Exercise instructions -> Gather each line of the records where "this" appears.

(Records from a dataset)
■ ■ ■ ■ ■
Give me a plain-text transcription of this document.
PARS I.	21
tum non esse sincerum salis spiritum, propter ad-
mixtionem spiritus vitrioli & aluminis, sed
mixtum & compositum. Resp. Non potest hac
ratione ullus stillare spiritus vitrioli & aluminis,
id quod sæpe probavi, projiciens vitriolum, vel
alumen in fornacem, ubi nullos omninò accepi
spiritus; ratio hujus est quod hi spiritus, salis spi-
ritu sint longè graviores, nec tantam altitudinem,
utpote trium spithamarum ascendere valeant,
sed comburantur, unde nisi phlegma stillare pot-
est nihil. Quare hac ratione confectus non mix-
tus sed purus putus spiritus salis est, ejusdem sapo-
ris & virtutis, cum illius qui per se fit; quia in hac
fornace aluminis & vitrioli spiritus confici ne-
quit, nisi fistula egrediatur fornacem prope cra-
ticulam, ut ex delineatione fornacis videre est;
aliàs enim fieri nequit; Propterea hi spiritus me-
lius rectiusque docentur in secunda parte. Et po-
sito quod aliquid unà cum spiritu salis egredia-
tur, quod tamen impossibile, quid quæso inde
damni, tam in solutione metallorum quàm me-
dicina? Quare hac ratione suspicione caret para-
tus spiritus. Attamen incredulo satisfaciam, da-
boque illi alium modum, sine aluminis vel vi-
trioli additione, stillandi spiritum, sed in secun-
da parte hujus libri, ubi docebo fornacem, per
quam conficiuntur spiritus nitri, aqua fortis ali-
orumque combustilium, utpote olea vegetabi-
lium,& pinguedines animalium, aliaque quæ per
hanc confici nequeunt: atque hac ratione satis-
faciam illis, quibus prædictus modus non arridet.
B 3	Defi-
■ ■ ■ ■ ■
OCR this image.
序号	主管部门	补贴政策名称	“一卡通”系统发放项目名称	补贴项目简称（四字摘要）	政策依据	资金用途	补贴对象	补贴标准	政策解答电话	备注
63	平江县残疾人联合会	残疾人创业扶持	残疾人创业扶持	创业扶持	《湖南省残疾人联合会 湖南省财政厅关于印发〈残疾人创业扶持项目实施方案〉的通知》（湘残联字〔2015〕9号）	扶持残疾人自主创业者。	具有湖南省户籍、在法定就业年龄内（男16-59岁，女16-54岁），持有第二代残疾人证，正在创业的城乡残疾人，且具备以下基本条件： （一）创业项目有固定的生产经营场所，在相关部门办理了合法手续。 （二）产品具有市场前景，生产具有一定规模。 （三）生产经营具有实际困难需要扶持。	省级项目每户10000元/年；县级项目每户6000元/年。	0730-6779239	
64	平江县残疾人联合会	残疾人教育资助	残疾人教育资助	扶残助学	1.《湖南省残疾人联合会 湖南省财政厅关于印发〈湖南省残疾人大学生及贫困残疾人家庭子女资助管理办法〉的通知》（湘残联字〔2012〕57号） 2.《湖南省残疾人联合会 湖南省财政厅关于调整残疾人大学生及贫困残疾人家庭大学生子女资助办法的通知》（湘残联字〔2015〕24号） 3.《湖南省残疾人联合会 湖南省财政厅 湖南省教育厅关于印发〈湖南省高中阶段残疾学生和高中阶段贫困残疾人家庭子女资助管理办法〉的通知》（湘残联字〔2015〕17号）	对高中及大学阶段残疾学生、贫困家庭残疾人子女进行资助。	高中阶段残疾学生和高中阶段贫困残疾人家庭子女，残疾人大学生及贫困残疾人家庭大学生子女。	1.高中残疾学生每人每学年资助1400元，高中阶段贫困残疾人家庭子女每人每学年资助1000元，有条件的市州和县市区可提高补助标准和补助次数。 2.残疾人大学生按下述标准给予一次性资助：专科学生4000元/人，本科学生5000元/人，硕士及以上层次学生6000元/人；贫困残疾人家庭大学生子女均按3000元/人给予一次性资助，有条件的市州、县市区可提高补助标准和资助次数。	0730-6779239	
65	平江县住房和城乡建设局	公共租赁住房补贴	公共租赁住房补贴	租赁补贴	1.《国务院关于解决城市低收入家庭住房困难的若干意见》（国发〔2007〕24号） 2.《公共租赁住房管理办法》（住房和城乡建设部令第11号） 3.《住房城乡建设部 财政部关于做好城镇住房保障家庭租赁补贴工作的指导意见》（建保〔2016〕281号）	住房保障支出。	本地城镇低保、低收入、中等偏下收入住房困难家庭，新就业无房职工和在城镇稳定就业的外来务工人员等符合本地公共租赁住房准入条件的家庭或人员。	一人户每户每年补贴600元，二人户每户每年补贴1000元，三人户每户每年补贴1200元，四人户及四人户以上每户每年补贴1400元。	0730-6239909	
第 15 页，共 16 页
■ ■ ■ ■ ■
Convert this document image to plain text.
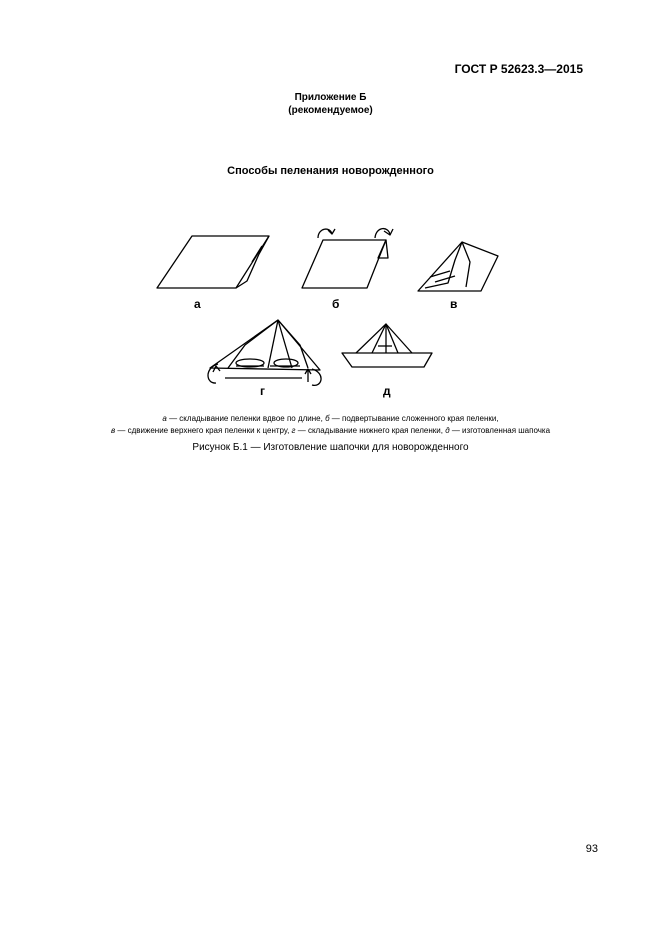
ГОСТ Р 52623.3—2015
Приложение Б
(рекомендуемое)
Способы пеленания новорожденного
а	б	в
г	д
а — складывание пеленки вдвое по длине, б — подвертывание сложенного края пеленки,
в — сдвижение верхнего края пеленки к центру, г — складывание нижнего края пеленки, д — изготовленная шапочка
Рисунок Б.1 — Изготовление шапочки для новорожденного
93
■ ■ ■ ■ ■
Solution ->
Give me a plain-text transcription of this document.
OCR this image.
Convert this document image to plain text.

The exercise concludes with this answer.